Migliorano le condizioni del bambino di tre anni aggredito domenica pomeriggio dal cane di famiglia (un esemplare di grosso taglia, incrocio corso-maremmano). Trasportato d'urgenza con l'elicottero dell'Ares 118 all'ospedale pediatrico Bambino Gesù di Roma, il bimbo dovrà subire un piccolo intervento chirurgico.

Una brutta aggressione che poteva avere conseguenze tragiche se non fossero intervenuti tempestivamente i familiari che fortunatamente erano sul posto. Un comportamento del tutto inconsueto quello dell'animale che, da sempre docile e abituato a giocare con il bambino come alla presenza degli adulti, ha avuto invece una reazione del tutto inaspettata.

Stando alla ricostruzione dei fatti, il piccolo stava giocando davanti casa sua quando è stato aggredito dal cane. Forse un gesto improvviso potrebbe aver scatenato la reazione dell'animale che si è avventato contro il bimbo procurandogli ferite alla testa, per fortuna non tanto profonde e gravi.

Tempestivo e risolutivo è stato l'intervento dei parenti del bambino che sono riusciti a strappare il piccolo dal cane e a chiamare subito i soccorsi. Nel giro di pochi minuti sono arrivati sul posto un'ambulanza, un'auto medica e anche l'elisoccorso che dopo qualche minuto, il tempo di valutare le condizioni del piccolo paziente e di stabilizzarlo, ha trasferito il bambino all'ospedale pediatrico Bambino Gesù di Roma, dove è fuori pericolo anche se ha subito un terribile spavento. Per lui quindici giorni di prognosi.

Non saranno invece adottati provvedimenti per il cane che era regolarmente detenuto e il soccorso veterinario intervenuto sul posto non ha riscontrato alcuna irregolarità o stranezza.

Voci del dataset:
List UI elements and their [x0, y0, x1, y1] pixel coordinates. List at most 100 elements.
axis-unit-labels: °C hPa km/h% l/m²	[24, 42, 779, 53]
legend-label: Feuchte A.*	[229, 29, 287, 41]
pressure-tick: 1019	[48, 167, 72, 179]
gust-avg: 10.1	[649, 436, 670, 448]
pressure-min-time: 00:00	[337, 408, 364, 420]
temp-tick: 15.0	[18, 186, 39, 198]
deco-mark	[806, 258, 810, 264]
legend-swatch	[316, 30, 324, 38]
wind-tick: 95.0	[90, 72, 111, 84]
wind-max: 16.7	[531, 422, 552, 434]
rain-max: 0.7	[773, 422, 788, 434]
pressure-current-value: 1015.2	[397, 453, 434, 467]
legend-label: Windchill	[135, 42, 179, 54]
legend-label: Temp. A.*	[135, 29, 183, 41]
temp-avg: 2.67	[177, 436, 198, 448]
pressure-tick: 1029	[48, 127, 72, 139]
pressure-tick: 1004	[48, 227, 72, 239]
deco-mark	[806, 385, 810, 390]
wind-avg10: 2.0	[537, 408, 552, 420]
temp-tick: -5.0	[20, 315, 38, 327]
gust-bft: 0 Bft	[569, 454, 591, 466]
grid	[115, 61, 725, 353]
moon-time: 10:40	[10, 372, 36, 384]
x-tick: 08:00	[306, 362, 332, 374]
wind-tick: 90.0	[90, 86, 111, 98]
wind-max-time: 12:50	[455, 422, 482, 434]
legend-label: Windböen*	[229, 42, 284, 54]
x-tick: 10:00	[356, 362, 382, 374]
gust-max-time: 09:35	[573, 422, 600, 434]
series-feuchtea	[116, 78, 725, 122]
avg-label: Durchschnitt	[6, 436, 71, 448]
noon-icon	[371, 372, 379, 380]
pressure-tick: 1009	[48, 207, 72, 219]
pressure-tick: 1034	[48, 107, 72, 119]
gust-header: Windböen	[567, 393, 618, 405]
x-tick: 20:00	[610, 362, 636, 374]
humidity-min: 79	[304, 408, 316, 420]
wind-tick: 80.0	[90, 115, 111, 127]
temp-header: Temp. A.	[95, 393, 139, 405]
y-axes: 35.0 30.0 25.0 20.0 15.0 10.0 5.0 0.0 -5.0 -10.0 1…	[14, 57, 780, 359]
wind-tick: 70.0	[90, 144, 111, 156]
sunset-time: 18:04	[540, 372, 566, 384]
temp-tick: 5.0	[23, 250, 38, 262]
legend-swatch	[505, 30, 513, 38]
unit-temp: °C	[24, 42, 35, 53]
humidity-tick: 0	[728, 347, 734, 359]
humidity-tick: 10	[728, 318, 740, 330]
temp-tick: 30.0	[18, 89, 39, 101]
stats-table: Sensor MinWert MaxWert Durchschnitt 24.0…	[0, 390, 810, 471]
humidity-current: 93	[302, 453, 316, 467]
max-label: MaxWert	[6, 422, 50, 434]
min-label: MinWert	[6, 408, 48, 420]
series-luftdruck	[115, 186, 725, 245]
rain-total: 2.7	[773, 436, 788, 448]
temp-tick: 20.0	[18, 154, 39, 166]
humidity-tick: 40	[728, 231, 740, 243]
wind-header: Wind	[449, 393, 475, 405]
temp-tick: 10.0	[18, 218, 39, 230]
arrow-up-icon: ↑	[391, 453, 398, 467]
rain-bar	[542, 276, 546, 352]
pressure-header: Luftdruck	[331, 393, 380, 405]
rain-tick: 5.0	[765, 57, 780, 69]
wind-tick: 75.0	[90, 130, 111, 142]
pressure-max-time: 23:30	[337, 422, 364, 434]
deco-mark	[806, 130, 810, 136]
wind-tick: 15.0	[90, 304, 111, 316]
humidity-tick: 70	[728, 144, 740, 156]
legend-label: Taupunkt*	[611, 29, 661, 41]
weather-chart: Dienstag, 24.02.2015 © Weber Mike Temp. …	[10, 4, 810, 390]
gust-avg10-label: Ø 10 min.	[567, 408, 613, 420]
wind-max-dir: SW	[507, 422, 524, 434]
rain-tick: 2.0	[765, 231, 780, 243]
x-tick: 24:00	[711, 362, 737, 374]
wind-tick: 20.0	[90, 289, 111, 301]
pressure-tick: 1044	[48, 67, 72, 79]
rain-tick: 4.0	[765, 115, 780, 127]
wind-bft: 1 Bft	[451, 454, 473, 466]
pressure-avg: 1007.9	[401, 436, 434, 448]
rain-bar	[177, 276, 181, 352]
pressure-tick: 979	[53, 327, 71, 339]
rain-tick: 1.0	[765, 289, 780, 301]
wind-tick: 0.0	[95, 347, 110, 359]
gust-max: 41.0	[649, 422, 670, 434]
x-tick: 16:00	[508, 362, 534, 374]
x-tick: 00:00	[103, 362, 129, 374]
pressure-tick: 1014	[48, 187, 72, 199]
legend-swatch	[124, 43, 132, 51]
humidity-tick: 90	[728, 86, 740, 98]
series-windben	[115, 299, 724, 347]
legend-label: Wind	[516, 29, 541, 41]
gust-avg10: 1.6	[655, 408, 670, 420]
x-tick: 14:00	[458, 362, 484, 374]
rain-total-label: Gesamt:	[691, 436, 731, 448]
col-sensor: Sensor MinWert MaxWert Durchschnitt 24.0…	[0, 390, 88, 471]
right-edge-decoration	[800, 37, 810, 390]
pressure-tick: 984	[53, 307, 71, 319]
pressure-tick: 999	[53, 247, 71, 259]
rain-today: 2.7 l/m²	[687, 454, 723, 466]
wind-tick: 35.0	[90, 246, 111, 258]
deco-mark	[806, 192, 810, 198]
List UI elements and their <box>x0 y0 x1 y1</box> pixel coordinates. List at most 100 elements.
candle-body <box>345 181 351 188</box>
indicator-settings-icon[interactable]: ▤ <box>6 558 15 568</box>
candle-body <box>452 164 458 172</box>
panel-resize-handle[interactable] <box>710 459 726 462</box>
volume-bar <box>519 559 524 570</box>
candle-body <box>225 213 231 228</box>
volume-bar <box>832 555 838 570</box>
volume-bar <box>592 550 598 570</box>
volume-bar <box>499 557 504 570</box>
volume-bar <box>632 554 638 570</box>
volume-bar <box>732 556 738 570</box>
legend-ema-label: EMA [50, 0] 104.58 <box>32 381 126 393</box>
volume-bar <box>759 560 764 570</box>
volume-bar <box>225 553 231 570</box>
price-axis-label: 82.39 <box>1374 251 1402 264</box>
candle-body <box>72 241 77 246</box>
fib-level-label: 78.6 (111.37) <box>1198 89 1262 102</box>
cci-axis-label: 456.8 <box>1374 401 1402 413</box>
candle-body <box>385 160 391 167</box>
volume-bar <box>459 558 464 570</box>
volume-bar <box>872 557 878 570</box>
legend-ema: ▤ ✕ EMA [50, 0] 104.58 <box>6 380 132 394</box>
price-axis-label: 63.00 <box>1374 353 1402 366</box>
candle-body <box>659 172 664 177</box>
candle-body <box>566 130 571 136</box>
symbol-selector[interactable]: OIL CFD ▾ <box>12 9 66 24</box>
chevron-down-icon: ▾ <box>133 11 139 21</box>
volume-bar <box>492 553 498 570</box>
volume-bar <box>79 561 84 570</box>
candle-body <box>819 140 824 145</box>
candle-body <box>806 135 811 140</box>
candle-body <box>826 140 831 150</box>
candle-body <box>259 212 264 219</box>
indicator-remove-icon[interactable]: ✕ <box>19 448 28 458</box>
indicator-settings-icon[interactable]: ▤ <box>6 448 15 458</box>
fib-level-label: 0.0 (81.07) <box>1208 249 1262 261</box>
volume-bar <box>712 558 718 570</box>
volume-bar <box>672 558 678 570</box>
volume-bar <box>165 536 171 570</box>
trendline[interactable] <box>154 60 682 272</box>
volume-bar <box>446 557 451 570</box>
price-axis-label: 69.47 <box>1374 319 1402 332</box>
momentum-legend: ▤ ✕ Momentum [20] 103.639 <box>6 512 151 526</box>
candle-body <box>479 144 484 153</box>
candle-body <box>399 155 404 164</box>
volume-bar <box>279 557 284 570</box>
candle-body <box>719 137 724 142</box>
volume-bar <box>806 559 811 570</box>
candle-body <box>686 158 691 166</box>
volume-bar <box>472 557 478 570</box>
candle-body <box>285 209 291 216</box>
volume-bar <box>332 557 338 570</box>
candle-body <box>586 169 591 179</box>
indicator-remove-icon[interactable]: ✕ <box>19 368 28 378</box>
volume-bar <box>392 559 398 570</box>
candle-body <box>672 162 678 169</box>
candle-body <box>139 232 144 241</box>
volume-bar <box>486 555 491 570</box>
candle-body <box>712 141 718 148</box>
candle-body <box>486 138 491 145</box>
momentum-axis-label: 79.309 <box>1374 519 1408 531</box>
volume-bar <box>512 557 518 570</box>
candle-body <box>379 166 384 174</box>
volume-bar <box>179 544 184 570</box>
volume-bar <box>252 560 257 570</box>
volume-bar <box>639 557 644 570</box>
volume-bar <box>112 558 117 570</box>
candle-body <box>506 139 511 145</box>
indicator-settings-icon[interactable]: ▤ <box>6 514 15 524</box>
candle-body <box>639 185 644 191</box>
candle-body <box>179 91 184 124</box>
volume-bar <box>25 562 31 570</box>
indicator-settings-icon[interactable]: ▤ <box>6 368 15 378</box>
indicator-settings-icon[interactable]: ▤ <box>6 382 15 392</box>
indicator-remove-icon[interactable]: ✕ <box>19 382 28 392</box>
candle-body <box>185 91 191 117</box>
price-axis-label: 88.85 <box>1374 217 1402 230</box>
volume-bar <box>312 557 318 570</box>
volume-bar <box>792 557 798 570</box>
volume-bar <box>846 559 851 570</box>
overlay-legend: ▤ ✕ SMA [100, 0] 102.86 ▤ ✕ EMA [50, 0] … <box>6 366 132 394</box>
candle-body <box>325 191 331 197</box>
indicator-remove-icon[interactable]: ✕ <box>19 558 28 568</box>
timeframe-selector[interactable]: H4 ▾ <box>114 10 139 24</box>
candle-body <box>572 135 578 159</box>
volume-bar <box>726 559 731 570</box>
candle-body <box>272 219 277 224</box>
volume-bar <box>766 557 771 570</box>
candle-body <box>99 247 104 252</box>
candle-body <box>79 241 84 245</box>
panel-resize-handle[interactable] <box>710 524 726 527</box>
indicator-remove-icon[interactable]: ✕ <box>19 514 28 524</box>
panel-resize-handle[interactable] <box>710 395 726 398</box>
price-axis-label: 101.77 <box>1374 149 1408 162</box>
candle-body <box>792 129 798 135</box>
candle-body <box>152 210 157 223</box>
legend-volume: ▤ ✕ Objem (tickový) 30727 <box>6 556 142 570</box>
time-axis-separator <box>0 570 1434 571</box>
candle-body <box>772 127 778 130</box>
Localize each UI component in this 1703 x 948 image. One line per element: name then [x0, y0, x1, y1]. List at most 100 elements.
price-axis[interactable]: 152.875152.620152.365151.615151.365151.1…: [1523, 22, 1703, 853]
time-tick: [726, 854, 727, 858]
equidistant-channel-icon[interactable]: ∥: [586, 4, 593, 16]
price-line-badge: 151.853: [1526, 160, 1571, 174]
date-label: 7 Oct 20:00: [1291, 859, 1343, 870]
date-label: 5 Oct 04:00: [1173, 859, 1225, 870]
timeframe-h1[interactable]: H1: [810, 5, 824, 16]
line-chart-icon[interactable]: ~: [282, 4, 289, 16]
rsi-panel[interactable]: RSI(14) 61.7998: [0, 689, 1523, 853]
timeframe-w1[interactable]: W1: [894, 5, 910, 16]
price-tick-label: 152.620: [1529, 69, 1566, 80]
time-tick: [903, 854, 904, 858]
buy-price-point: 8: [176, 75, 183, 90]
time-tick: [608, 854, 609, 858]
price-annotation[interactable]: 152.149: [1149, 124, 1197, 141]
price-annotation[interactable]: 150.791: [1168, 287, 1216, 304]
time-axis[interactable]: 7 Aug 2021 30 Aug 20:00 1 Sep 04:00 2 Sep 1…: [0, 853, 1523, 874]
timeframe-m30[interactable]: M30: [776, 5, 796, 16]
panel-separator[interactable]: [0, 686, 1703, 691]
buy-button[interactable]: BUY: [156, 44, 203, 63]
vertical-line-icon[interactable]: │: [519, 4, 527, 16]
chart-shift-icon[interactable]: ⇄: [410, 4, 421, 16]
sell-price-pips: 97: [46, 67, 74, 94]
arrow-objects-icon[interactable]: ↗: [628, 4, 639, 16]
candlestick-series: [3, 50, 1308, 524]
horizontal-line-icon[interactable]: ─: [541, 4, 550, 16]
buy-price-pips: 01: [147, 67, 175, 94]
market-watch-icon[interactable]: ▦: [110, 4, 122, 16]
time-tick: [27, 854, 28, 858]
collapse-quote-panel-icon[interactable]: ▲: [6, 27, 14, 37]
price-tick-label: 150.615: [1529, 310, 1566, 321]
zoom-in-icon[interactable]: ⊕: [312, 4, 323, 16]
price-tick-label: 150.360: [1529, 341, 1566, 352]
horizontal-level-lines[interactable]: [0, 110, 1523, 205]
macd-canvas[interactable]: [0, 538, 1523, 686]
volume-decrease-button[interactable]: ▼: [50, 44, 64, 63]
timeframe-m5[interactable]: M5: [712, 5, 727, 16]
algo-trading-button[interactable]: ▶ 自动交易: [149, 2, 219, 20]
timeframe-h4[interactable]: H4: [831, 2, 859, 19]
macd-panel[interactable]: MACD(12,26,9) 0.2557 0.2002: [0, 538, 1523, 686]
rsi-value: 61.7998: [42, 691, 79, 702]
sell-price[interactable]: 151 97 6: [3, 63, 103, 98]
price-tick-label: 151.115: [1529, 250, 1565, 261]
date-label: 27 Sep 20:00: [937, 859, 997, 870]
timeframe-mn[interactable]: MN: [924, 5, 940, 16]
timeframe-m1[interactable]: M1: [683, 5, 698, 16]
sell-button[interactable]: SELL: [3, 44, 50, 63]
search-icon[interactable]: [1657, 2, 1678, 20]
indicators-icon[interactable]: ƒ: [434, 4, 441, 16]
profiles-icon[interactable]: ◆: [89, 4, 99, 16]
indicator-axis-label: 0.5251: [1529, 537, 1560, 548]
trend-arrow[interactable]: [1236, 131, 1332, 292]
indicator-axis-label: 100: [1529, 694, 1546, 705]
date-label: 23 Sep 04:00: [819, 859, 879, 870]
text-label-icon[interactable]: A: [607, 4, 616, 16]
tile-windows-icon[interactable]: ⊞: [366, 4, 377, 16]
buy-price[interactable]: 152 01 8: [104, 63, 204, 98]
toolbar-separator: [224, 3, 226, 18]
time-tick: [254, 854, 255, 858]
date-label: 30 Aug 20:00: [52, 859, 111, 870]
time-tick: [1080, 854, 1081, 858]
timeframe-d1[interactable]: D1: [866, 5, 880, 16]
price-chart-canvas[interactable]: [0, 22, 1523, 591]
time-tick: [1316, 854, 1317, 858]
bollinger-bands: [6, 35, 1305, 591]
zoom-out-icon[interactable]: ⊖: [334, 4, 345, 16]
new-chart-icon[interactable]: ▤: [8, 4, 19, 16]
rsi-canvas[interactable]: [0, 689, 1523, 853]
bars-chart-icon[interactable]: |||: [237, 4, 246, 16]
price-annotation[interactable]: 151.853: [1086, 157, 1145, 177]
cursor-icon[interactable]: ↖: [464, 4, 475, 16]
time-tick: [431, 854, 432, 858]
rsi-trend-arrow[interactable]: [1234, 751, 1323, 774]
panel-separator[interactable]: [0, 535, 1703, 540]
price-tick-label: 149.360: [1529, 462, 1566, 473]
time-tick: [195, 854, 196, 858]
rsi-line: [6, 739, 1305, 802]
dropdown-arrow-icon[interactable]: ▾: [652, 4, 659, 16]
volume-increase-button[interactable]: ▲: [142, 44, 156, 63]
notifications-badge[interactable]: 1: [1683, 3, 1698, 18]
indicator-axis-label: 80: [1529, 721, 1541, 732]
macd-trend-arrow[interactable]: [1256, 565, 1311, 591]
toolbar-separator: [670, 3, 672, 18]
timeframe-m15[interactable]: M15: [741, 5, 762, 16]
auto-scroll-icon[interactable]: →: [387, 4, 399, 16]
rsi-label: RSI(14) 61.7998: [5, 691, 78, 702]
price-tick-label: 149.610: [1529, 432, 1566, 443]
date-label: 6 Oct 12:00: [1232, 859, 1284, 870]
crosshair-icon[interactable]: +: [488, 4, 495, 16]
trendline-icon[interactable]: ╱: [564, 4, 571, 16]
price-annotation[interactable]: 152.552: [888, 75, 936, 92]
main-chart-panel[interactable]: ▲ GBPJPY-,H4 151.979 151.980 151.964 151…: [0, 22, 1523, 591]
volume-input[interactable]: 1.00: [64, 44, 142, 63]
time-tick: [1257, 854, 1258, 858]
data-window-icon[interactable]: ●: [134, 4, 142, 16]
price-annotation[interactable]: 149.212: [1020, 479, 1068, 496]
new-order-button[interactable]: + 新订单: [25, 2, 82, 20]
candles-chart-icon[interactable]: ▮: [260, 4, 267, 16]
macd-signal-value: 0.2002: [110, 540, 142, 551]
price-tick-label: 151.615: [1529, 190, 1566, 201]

ATTIVITÀ: Copia dal brano sul bambino aggredito dal cane la parte che va dalle parole "Stando alla ricostruzione" fino alle parole "giorni di prognosi." incluse.

RISPOSTA ATTESA:
Stando alla ricostruzione dei fatti, il piccolo stava giocando davanti casa sua quando è stato aggredito dal cane. Forse un gesto improvviso potrebbe aver scatenato la reazione dell'animale che si è avventato contro il bimbo procurandogli ferite alla testa, per fortuna non tanto profonde e gravi.

Tempestivo e risolutivo è stato l'intervento dei parenti del bambino che sono riusciti a strappare il piccolo dal cane e a chiamare subito i soccorsi. Nel giro di pochi minuti sono arrivati sul posto un'ambulanza, un'auto medica e anche l'elisoccorso che dopo qualche minuto, il tempo di valutare le condizioni del piccolo paziente e di stabilizzarlo, ha trasferito il bambino all'ospedale pediatrico Bambino Gesù di Roma, dove è fuori pericolo anche se ha subito un terribile spavento. Per lui quindici giorni di prognosi.